What to do: Find the string "splněny" in the listing and report every line that has it.
──────── Dataset extract
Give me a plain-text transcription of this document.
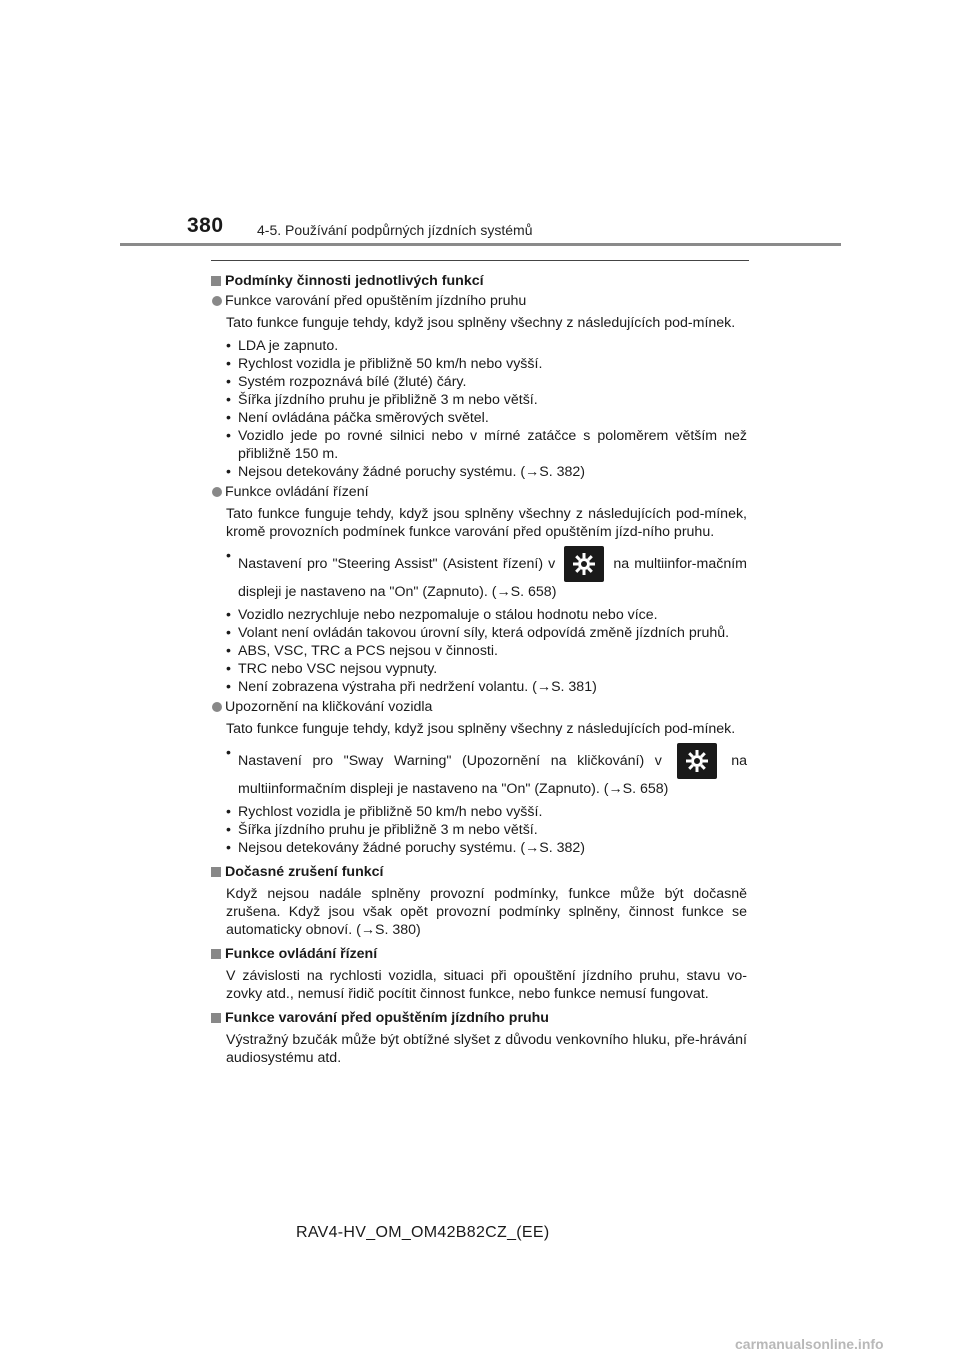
380 4-5. Používání podpůrných jízdních systémů
Podmínky činnosti jednotlivých funkcí
Funkce varování před opuštěním jízdního pruhu
Tato funkce funguje tehdy, když jsou splněny všechny z následujících pod-mínek.
• LDA je zapnuto.
• Rychlost vozidla je přibližně 50 km/h nebo vyšší.
• Systém rozpoznává bílé (žluté) čáry.
• Šířka jízdního pruhu je přibližně 3 m nebo větší.
• Není ovládána páčka směrových světel.
• Vozidlo jede po rovné silnici nebo v mírné zatáčce s poloměrem větším než přibližně 150 m.
• Nejsou detekovány žádné poruchy systému. (→S. 382)
Funkce ovládání řízení
Tato funkce funguje tehdy, když jsou splněny všechny z následujících pod-mínek, kromě provozních podmínek funkce varování před opuštěním jízd-ního pruhu.
• Nastavení pro "Steering Assist" (Asistent řízení) v	na multiinfor-mačním displeji je nastaveno na "On" (Zapnuto). (→S. 658)
• Vozidlo nezrychluje nebo nezpomaluje o stálou hodnotu nebo více.
• Volant není ovládán takovou úrovní síly, která odpovídá změně jízdních pruhů.
• ABS, VSC, TRC a PCS nejsou v činnosti.
• TRC nebo VSC nejsou vypnuty.
• Není zobrazena výstraha při nedržení volantu. (→S. 381)
Upozornění na kličkování vozidla
Tato funkce funguje tehdy, když jsou splněny všechny z následujících pod-mínek.
• Nastavení pro "Sway Warning" (Upozornění na kličkování) v	na multiinformačním displeji je nastaveno na "On" (Zapnuto). (→S. 658)
• Rychlost vozidla je přibližně 50 km/h nebo vyšší.
• Šířka jízdního pruhu je přibližně 3 m nebo větší.
• Nejsou detekovány žádné poruchy systému. (→S. 382)
Dočasné zrušení funkcí
Když nejsou nadále splněny provozní podmínky, funkce může být dočasně zrušena. Když jsou však opět provozní podmínky splněny, činnost funkce se automaticky obnoví. (→S. 380)
Funkce ovládání řízení
V závislosti na rychlosti vozidla, situaci při opouštění jízdního pruhu, stavu vo-zovky atd., nemusí řidič pocítit činnost funkce, nebo funkce nemusí fungovat.
Funkce varování před opuštěním jízdního pruhu
Výstražný bzučák může být obtížné slyšet z důvodu venkovního hluku, pře-hrávání audiosystému atd.
RAV4-HV_OM_OM42B82CZ_(EE)
carmanualsonline.info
────────────────
Output for this task:
Tato funkce funguje tehdy, když jsou splněny všechny z následujících pod-mínek.
Tato funkce funguje tehdy, když jsou splněny všechny z následujících pod-mínek, kromě provozních podmínek funkce varování před opuštěním jízd-ního pruhu.
Tato funkce funguje tehdy, když jsou splněny všechny z následujících pod-mínek.
Když nejsou nadále splněny provozní podmínky, funkce může být dočasně zrušena. Když jsou však opět provozní podmínky splněny, činnost funkce se automaticky obnoví. (→S. 380)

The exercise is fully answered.